• Job 1
Please repeat the rows below word for word, starting with the line containing "legend-item: ATENCIÓN [20,354,96,366]" and going on through the line containing "during-1-label: Durante: [513,197,540,204]", both included.

-- BEGIN Document extract --

Fast-forward to last Friday night: The Wedding Rehearsal. It’s a pretty casual affair, me in khakis and a polo shirt, just a few dozen friends and family around, with all of us in the wedding party lining up outside the event room at Minnesota Valley Country Club preparing to practice our processional. There I am, watching my Uncle the Priest walk down the aisle, followed by the chuppah holders. Then I step forward, my feet just outside of the room, my eyes directed inside to the assembly in the room looking back at me.

Bump-ump, bump-ump, bump-ump.

“Oh. My. God.” I think to myself, my jackhammer heart placing periods behind every word my mind makes. “I. Am. Getting. Married. Tomorrow. Oh. My. God.” So I put my best foot forward and the rehearsal goes by pretty much without a hitch. Dad reads his letter from Paul to the Corinthians brilliantly. Brother Jake nails “Unchained Melody.” Anna and Tom twee the hell out of “Can’t Help Falling in Love.” But there was one thing missing from the rehearsal: the vows.

-- END Document extract --

• Job 2
Transcribe the wedding rehearsal passage above word for word, starting with "Fast-forward to last" and going on through "Bump-ump, bump-ump, bump-ump.".

-- BEGIN The input --

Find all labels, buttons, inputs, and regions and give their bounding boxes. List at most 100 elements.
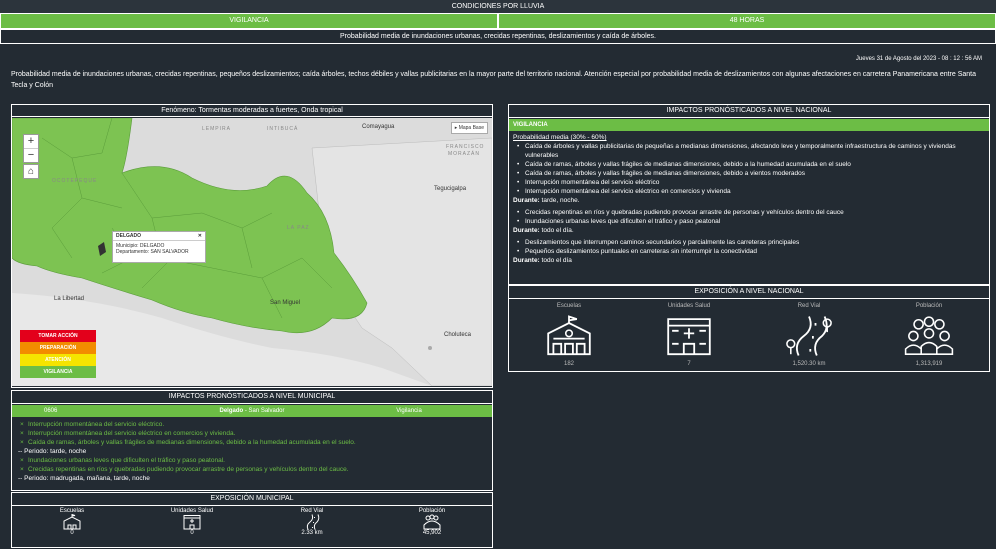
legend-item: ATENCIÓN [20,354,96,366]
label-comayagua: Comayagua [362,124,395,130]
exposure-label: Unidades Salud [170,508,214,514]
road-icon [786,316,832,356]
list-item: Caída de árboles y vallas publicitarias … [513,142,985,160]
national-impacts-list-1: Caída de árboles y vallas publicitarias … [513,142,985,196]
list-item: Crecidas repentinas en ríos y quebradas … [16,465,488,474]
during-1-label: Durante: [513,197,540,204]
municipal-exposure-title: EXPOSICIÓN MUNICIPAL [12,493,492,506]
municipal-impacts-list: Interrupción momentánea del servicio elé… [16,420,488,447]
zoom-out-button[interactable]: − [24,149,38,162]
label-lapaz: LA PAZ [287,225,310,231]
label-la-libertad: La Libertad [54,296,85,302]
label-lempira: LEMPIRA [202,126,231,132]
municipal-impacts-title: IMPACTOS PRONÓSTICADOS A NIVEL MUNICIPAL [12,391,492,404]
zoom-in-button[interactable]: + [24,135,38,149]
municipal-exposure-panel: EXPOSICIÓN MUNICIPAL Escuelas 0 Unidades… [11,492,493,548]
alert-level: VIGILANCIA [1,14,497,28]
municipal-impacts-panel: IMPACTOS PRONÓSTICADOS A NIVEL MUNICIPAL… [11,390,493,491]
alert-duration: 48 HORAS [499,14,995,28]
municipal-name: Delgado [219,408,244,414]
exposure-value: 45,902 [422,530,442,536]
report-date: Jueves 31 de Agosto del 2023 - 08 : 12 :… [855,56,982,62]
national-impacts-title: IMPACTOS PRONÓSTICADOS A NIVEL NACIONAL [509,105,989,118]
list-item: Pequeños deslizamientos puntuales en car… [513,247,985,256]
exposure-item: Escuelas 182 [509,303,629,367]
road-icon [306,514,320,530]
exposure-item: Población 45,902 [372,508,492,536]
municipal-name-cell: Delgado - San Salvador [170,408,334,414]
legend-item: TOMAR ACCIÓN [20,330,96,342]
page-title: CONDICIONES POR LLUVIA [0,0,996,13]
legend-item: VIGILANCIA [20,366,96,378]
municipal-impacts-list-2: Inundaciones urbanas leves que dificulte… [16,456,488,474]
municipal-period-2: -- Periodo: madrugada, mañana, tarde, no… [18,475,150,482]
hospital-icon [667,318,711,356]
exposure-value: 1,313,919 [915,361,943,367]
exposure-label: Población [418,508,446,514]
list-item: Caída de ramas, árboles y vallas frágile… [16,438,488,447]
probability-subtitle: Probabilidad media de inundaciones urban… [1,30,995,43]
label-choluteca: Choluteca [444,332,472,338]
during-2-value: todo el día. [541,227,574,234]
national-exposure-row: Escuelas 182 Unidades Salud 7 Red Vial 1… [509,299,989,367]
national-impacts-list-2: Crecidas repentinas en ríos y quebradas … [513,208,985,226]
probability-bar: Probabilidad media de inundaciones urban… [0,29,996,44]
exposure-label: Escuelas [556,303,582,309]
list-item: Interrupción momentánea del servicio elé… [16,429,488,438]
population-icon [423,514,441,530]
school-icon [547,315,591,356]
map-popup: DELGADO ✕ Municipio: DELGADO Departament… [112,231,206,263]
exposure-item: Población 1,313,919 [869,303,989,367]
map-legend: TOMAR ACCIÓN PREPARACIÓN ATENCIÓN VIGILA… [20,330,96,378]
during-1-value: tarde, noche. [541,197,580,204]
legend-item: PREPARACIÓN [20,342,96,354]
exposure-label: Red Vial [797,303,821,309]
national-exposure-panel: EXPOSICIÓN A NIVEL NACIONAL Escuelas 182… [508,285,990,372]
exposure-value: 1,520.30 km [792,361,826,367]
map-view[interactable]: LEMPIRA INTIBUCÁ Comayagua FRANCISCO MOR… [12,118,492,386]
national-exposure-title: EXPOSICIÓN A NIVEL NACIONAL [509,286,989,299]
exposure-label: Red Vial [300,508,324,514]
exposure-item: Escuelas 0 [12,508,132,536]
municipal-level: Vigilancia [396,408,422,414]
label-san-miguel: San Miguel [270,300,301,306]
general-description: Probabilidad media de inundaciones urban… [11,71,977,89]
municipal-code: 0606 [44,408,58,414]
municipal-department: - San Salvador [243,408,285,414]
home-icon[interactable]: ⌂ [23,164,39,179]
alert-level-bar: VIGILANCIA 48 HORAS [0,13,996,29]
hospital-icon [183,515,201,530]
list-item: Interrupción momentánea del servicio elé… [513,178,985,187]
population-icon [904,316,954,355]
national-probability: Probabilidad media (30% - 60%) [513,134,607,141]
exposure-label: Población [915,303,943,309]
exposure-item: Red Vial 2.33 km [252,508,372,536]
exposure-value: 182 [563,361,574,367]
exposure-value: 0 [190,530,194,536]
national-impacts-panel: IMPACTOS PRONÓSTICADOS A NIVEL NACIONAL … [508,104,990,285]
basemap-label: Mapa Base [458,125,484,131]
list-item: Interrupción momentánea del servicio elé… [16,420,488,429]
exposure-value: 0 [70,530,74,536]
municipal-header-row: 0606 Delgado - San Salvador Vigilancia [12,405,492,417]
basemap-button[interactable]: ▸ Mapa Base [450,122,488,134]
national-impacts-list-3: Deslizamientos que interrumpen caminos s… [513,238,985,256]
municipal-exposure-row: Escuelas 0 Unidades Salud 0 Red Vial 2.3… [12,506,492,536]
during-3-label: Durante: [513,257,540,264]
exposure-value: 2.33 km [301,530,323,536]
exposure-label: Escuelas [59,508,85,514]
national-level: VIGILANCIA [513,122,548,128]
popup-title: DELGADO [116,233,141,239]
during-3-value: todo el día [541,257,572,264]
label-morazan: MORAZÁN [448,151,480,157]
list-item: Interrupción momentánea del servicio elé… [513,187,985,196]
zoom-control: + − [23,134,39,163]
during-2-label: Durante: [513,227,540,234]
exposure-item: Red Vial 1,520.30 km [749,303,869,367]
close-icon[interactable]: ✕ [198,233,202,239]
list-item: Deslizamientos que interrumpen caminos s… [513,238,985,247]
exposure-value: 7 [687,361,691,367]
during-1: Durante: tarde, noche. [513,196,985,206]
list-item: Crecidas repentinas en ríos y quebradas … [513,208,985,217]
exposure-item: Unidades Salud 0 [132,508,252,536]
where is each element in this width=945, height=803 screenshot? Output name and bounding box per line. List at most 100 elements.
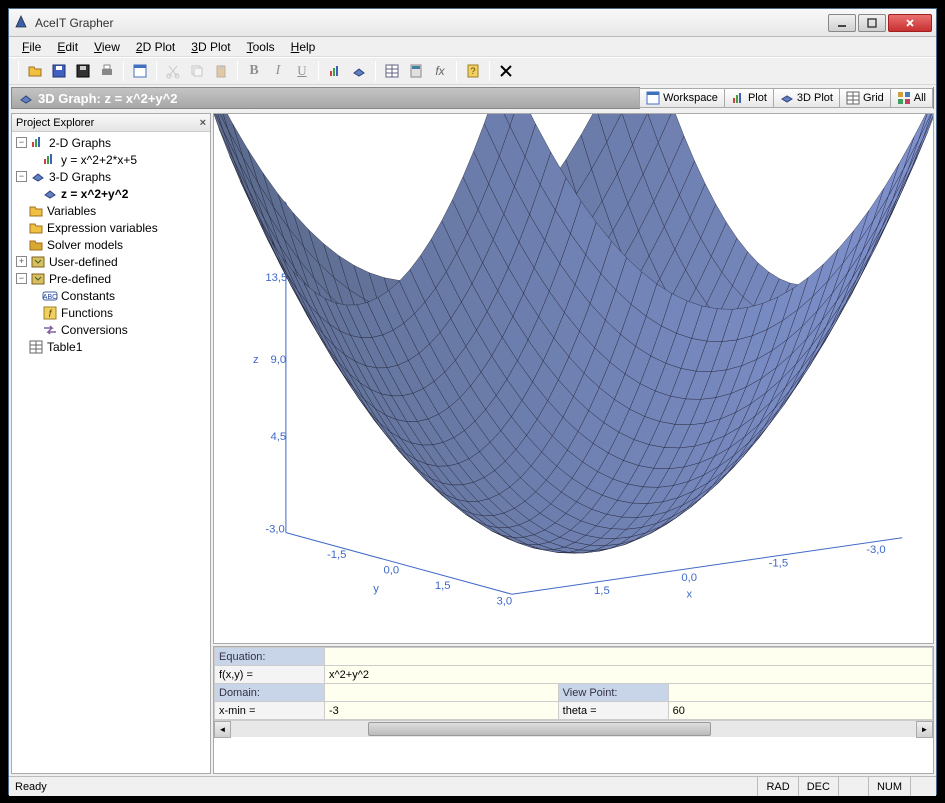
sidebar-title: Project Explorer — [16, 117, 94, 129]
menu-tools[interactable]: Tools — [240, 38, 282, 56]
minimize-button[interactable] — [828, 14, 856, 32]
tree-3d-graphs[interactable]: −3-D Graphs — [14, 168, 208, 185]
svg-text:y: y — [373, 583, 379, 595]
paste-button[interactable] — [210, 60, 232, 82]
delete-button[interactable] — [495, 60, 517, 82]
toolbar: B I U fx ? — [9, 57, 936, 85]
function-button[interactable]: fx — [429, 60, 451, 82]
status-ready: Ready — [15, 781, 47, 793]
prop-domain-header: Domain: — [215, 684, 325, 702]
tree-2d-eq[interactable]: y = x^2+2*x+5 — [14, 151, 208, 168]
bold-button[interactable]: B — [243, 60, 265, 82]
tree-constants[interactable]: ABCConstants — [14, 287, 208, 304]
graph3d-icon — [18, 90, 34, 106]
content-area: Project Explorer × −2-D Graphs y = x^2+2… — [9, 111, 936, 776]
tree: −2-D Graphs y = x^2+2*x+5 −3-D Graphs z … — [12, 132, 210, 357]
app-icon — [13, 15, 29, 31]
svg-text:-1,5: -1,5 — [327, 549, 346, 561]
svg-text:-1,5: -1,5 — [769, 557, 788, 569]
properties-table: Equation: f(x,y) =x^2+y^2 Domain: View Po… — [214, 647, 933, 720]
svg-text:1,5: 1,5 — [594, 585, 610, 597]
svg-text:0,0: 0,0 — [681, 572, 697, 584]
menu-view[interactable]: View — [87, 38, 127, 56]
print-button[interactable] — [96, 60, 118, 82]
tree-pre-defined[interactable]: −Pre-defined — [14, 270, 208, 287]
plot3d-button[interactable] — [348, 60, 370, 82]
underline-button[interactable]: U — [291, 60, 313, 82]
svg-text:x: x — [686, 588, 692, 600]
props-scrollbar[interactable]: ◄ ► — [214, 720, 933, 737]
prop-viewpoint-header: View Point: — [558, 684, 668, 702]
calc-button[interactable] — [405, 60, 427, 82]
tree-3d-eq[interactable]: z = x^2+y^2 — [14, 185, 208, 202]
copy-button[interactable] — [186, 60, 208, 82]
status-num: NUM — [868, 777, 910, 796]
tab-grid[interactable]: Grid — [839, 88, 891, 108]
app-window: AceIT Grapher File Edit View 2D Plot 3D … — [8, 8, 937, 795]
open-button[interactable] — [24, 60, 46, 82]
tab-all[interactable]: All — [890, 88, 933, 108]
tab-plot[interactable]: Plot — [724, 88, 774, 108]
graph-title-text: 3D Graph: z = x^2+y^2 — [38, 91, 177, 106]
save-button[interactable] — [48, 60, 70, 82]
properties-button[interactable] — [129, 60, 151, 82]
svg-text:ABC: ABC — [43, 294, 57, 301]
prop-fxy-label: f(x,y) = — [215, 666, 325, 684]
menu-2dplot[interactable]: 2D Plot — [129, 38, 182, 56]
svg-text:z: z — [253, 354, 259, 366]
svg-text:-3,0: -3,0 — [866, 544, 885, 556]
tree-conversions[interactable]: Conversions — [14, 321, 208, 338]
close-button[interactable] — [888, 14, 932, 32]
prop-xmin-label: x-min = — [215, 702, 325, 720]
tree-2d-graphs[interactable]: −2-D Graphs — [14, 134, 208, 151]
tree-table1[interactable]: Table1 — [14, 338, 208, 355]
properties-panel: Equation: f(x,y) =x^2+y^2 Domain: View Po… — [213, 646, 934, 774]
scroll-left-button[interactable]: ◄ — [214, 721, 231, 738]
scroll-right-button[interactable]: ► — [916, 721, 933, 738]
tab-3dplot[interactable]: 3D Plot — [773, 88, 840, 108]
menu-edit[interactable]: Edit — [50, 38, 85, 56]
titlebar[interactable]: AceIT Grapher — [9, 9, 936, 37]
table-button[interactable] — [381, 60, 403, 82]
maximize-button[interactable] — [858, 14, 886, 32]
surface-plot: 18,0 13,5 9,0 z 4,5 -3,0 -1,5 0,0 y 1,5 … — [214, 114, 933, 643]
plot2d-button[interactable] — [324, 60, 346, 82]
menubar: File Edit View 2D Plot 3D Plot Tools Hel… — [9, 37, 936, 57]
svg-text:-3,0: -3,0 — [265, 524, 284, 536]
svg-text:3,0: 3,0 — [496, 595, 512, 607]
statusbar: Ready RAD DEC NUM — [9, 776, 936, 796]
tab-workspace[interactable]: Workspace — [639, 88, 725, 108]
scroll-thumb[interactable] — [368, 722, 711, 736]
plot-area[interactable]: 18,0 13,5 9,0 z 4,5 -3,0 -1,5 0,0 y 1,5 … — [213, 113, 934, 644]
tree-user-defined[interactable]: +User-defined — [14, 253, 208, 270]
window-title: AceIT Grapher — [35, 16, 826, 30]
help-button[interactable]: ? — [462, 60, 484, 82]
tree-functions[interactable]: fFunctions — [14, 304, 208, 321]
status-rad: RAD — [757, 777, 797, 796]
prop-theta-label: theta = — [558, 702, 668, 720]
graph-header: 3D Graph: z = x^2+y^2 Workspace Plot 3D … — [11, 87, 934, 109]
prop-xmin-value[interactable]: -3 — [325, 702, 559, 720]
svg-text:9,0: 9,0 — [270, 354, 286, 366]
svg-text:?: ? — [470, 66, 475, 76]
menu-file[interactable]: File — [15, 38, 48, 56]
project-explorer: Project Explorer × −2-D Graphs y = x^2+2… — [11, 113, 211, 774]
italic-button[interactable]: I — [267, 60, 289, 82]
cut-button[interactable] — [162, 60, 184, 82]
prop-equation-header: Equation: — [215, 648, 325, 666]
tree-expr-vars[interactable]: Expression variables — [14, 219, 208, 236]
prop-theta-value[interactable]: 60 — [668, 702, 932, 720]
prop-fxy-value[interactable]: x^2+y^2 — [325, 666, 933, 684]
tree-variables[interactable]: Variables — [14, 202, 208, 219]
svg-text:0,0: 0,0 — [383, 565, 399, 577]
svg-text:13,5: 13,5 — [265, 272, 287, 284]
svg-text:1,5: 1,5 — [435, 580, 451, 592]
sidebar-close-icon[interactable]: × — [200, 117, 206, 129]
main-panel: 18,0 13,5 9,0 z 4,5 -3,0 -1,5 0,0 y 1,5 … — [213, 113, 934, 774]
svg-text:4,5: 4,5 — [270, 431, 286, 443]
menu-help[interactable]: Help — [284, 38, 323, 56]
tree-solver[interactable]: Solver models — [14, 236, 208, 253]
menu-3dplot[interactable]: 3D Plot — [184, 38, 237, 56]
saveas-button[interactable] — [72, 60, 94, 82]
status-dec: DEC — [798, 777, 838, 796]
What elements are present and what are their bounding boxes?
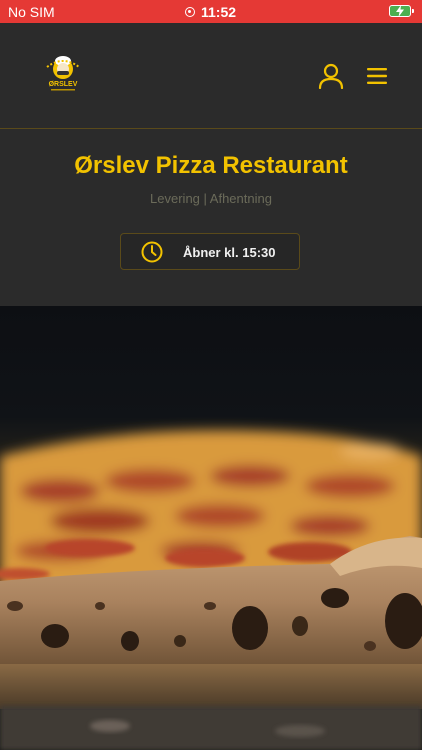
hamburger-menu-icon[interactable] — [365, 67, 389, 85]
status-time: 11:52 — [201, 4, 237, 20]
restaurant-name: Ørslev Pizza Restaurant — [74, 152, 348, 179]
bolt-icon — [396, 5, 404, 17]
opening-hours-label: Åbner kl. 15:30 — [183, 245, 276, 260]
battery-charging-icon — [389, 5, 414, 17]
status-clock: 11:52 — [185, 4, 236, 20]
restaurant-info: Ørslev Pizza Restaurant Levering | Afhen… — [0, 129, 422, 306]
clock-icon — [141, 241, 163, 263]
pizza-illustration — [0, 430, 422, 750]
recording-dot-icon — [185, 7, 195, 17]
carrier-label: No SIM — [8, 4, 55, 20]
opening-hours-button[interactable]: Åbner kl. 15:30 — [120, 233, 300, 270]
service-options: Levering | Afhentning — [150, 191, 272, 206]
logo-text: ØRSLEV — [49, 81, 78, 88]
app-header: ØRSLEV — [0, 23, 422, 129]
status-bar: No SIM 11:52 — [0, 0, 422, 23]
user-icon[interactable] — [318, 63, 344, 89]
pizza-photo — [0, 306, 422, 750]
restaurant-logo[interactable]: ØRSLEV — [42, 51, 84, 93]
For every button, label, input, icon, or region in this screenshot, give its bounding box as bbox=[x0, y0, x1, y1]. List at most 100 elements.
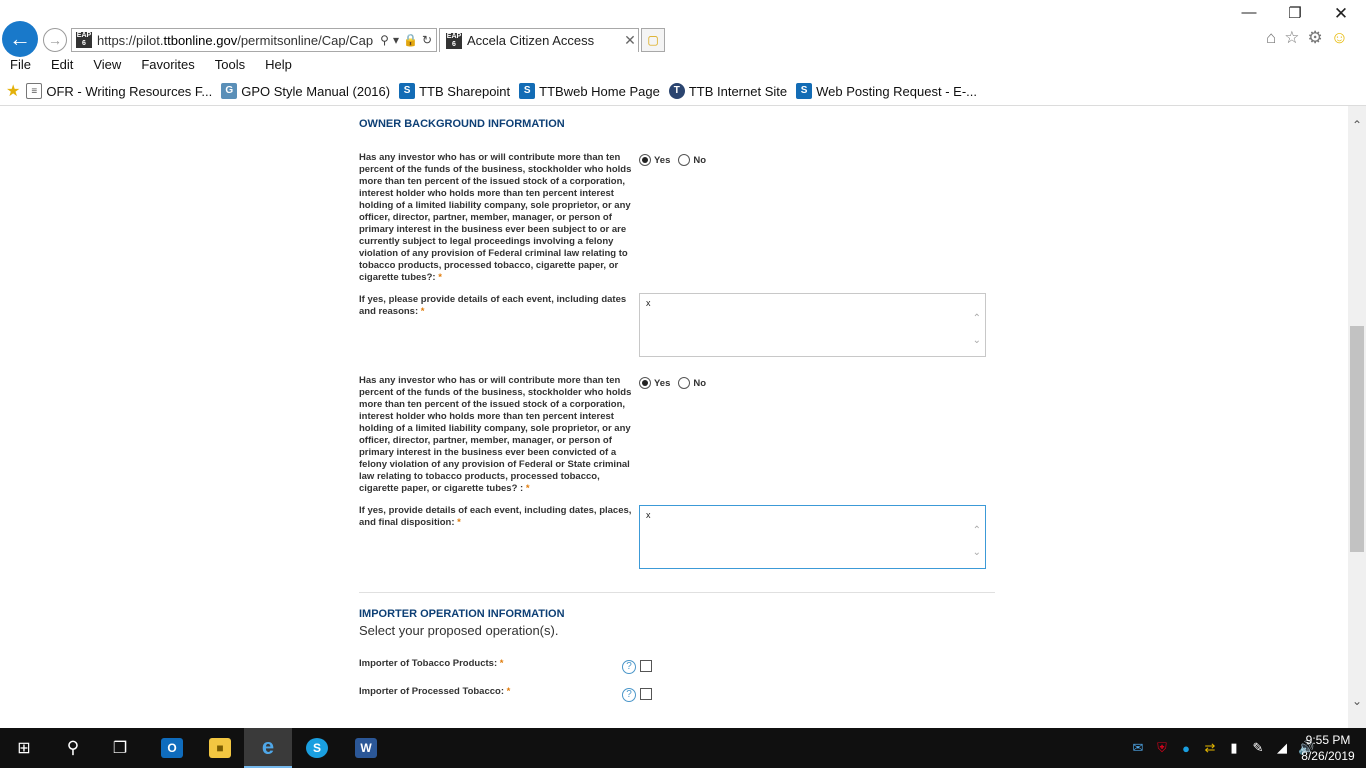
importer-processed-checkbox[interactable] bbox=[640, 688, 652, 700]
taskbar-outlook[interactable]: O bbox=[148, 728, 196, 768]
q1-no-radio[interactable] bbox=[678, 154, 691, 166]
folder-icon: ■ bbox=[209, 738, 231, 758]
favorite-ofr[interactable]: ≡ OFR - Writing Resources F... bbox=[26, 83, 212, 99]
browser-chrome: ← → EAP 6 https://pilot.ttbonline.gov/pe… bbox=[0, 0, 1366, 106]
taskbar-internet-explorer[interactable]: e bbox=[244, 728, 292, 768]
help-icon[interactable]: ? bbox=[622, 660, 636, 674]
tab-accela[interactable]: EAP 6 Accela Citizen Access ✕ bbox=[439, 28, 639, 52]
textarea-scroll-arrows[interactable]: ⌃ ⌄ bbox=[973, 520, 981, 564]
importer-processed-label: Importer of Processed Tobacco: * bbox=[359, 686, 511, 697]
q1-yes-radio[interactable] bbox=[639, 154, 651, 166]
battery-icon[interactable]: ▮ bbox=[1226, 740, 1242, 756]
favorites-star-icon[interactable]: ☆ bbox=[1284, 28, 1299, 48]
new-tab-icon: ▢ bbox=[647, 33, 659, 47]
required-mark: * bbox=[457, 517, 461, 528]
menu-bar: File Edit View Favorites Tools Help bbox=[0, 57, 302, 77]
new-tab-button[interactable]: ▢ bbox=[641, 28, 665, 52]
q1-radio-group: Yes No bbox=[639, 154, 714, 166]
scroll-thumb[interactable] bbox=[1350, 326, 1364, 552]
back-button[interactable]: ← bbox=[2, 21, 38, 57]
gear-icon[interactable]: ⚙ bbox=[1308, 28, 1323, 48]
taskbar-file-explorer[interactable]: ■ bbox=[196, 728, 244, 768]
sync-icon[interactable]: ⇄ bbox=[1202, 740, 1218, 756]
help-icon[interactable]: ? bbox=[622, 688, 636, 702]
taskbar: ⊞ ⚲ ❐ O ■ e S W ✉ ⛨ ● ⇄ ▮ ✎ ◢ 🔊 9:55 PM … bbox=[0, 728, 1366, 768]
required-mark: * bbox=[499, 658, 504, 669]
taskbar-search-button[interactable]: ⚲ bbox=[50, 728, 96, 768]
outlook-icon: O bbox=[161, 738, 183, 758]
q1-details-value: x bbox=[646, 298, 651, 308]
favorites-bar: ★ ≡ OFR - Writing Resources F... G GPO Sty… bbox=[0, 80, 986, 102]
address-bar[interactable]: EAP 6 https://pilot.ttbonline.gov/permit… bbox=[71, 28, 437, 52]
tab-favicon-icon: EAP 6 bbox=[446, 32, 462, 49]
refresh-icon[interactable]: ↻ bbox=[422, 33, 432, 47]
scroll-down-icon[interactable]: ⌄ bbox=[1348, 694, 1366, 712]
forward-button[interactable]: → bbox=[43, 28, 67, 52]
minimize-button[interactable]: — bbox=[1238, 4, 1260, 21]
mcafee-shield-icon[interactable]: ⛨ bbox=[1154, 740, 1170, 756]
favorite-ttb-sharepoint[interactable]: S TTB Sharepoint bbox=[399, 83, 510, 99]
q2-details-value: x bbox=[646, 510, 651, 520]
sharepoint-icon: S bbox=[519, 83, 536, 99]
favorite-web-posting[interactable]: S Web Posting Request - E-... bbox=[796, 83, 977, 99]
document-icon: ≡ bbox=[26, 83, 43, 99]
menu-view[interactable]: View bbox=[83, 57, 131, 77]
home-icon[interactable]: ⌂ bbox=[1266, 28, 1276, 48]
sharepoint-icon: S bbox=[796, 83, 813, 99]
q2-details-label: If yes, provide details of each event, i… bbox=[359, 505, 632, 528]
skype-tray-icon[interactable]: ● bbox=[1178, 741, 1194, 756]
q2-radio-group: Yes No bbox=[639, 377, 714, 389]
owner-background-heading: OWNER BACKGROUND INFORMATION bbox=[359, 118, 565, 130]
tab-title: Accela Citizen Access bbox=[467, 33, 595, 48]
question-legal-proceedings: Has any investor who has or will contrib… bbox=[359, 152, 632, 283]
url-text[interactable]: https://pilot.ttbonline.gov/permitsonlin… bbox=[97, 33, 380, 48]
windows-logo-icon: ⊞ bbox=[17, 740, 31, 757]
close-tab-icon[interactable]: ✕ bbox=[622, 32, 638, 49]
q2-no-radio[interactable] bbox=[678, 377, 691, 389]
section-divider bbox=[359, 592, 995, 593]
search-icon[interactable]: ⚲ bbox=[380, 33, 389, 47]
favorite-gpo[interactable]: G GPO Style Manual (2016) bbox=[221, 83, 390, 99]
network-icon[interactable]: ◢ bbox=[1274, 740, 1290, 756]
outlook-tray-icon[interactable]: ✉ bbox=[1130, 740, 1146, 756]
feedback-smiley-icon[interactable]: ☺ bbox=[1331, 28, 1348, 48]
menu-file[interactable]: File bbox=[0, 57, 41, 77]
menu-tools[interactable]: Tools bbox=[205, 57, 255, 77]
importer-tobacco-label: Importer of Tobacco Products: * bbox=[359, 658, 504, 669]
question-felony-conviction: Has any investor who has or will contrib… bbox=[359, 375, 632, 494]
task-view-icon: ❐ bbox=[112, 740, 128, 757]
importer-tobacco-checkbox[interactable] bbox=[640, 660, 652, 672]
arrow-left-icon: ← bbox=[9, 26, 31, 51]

-- END The input --

• Final answer 1
legend-item: ATENCIÓN [20,354,96,366]
label-comayagua: Comayagua [362,124,395,130]
exposure-label: Unidades Salud [170,508,214,514]
road-icon [786,316,832,356]
list-item: Caída de árboles y vallas publicitarias … [513,142,985,160]
national-impacts-list-1: Caída de árboles y vallas publicitarias … [513,142,985,196]
list-item: Crecidas repentinas en ríos y quebradas … [16,465,488,474]
during-1-label: Durante: [513,197,540,204]

• Final answer 2
Fast-forward to last Friday night: The Wedding Rehearsal. It’s a pretty casual affair, me in khakis and a polo shirt, just a few dozen friends and family around, with all of us in the wedding party lining up outside the event room at Minnesota Valley Country Club preparing to practice our processional. There I am, watching my Uncle the Priest walk down the aisle, followed by the chuppah holders. Then I step forward, my feet just outside of the room, my eyes directed inside to the assembly in the room looking back at me.

Bump-ump, bump-ump, bump-ump.